(Source records)
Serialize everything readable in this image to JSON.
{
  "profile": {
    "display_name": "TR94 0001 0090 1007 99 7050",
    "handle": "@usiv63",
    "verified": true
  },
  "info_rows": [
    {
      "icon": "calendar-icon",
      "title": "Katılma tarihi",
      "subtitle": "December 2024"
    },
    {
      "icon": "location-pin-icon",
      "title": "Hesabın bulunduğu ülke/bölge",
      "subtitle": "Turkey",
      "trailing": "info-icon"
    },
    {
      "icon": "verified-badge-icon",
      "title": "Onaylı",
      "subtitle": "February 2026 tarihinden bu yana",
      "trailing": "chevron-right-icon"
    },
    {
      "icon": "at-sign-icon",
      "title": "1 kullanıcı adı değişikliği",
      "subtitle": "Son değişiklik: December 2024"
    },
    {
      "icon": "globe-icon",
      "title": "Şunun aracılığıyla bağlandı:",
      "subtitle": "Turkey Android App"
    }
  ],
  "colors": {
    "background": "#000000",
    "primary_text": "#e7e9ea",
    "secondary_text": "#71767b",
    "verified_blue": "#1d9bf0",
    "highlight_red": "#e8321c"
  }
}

* * *

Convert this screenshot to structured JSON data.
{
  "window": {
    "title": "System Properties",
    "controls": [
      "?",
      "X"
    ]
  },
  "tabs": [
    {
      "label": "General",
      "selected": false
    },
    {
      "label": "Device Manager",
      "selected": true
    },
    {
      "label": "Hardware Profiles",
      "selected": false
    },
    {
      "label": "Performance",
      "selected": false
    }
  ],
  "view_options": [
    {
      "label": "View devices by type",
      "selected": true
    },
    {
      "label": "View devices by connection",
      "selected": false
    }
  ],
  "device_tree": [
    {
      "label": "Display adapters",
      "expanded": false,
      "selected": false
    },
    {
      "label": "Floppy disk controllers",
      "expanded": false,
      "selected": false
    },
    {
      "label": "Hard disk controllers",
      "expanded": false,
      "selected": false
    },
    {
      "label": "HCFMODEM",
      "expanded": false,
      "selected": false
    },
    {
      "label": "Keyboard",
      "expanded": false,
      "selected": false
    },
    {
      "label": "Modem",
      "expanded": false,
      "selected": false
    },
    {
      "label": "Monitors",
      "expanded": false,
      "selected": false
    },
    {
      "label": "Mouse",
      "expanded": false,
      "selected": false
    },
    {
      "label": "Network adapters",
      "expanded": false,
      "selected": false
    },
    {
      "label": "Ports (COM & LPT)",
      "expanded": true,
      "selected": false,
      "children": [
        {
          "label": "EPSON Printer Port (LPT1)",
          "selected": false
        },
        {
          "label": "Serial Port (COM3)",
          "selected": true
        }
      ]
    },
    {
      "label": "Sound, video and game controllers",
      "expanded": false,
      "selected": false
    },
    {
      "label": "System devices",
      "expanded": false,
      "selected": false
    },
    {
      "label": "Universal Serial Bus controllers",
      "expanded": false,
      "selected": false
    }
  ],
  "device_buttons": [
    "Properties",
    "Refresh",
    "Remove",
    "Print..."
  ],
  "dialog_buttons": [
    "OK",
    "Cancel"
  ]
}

REQUIREMENT: List each line of the entries that holds the string "December".

IN RESPONSE:
      "subtitle": "December 2024"
      "subtitle": "Son değişiklik: December 2024"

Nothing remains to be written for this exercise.